## DATA PROVIDED
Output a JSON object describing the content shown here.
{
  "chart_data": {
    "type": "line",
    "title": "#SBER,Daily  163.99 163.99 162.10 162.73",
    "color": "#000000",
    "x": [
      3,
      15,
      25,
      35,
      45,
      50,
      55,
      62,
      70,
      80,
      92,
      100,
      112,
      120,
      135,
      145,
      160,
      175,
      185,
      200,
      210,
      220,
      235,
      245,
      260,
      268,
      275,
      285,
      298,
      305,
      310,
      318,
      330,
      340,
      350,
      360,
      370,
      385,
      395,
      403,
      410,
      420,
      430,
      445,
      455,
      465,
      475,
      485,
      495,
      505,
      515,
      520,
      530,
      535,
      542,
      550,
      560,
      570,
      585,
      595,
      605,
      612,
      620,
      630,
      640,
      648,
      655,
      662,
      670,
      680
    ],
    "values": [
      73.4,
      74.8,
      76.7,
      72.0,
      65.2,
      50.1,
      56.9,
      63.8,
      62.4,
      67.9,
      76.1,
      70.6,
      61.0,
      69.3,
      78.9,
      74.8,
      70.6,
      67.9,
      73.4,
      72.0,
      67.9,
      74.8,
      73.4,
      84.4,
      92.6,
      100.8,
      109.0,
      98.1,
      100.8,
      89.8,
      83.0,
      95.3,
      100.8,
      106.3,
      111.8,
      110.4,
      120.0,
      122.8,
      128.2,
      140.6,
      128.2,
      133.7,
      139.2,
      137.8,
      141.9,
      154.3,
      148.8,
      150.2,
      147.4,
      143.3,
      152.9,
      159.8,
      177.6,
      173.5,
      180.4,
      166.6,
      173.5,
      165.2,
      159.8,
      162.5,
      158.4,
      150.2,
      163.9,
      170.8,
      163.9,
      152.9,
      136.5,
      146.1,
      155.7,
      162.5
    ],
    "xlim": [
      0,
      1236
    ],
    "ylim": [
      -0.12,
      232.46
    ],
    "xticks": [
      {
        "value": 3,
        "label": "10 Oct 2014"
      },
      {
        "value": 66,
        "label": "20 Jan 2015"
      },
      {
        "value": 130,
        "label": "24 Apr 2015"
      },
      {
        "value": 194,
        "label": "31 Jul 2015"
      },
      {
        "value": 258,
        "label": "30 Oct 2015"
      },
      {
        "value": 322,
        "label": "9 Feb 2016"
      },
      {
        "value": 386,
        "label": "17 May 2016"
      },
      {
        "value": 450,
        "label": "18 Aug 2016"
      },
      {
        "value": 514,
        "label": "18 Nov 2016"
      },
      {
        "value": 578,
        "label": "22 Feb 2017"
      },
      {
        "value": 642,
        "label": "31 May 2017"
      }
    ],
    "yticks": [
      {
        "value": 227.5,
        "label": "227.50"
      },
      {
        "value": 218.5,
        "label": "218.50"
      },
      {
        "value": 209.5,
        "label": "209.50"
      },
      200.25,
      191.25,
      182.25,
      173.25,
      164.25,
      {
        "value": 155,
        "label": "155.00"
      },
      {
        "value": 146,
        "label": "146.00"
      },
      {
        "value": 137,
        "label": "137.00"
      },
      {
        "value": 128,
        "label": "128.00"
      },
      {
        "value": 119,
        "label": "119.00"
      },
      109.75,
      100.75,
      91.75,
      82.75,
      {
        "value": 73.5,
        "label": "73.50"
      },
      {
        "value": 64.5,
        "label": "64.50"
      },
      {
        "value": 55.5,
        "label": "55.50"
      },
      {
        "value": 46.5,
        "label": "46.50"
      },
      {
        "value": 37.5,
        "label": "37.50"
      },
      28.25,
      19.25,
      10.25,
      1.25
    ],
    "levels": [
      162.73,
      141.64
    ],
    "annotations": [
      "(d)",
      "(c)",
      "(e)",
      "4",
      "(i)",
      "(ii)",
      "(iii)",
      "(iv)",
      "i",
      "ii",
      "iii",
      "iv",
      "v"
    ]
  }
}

## REQUIREMENTS
Make an exact copy of every line in the data.

## FULL SOLUTION
Output a JSON object describing the content shown here.
{
  "chart_data": {
    "type": "line",
    "title": "#SBER,Daily  163.99 163.99 162.10 162.73",
    "color": "#000000",
    "x": [
      3,
      15,
      25,
      35,
      45,
      50,
      55,
      62,
      70,
      80,
      92,
      100,
      112,
      120,
      135,
      145,
      160,
      175,
      185,
      200,
      210,
      220,
      235,
      245,
      260,
      268,
      275,
      285,
      298,
      305,
      310,
      318,
      330,
      340,
      350,
      360,
      370,
      385,
      395,
      403,
      410,
      420,
      430,
      445,
      455,
      465,
      475,
      485,
      495,
      505,
      515,
      520,
      530,
      535,
      542,
      550,
      560,
      570,
      585,
      595,
      605,
      612,
      620,
      630,
      640,
      648,
      655,
      662,
      670,
      680
    ],
    "values": [
      73.4,
      74.8,
      76.7,
      72.0,
      65.2,
      50.1,
      56.9,
      63.8,
      62.4,
      67.9,
      76.1,
      70.6,
      61.0,
      69.3,
      78.9,
      74.8,
      70.6,
      67.9,
      73.4,
      72.0,
      67.9,
      74.8,
      73.4,
      84.4,
      92.6,
      100.8,
      109.0,
      98.1,
      100.8,
      89.8,
      83.0,
      95.3,
      100.8,
      106.3,
      111.8,
      110.4,
      120.0,
      122.8,
      128.2,
      140.6,
      128.2,
      133.7,
      139.2,
      137.8,
      141.9,
      154.3,
      148.8,
      150.2,
      147.4,
      143.3,
      152.9,
      159.8,
      177.6,
      173.5,
      180.4,
      166.6,
      173.5,
      165.2,
      159.8,
      162.5,
      158.4,
      150.2,
      163.9,
      170.8,
      163.9,
      152.9,
      136.5,
      146.1,
      155.7,
      162.5
    ],
    "xlim": [
      0,
      1236
    ],
    "ylim": [
      -0.12,
      232.46
    ],
    "xticks": [
      {
        "value": 3,
        "label": "10 Oct 2014"
      },
      {
        "value": 66,
        "label": "20 Jan 2015"
      },
      {
        "value": 130,
        "label": "24 Apr 2015"
      },
      {
        "value": 194,
        "label": "31 Jul 2015"
      },
      {
        "value": 258,
        "label": "30 Oct 2015"
      },
      {
        "value": 322,
        "label": "9 Feb 2016"
      },
      {
        "value": 386,
        "label": "17 May 2016"
      },
      {
        "value": 450,
        "label": "18 Aug 2016"
      },
      {
        "value": 514,
        "label": "18 Nov 2016"
      },
      {
        "value": 578,
        "label": "22 Feb 2017"
      },
      {
        "value": 642,
        "label": "31 May 2017"
      }
    ],
    "yticks": [
      {
        "value": 227.5,
        "label": "227.50"
      },
      {
        "value": 218.5,
        "label": "218.50"
      },
      {
        "value": 209.5,
        "label": "209.50"
      },
      200.25,
      191.25,
      182.25,
      173.25,
      164.25,
      {
        "value": 155,
        "label": "155.00"
      },
      {
        "value": 146,
        "label": "146.00"
      },
      {
        "value": 137,
        "label": "137.00"
      },
      {
        "value": 128,
        "label": "128.00"
      },
      {
        "value": 119,
        "label": "119.00"
      },
      109.75,
      100.75,
      91.75,
      82.75,
      {
        "value": 73.5,
        "label": "73.50"
      },
      {
        "value": 64.5,
        "label": "64.50"
      },
      {
        "value": 55.5,
        "label": "55.50"
      },
      {
        "value": 46.5,
        "label": "46.50"
      },
      {
        "value": 37.5,
        "label": "37.50"
      },
      28.25,
      19.25,
      10.25,
      1.25
    ],
    "levels": [
      162.73,
      141.64
    ],
    "annotations": [
      "(d)",
      "(c)",
      "(e)",
      "4",
      "(i)",
      "(ii)",
      "(iii)",
      "(iv)",
      "i",
      "ii",
      "iii",
      "iv",
      "v"
    ]
  }
}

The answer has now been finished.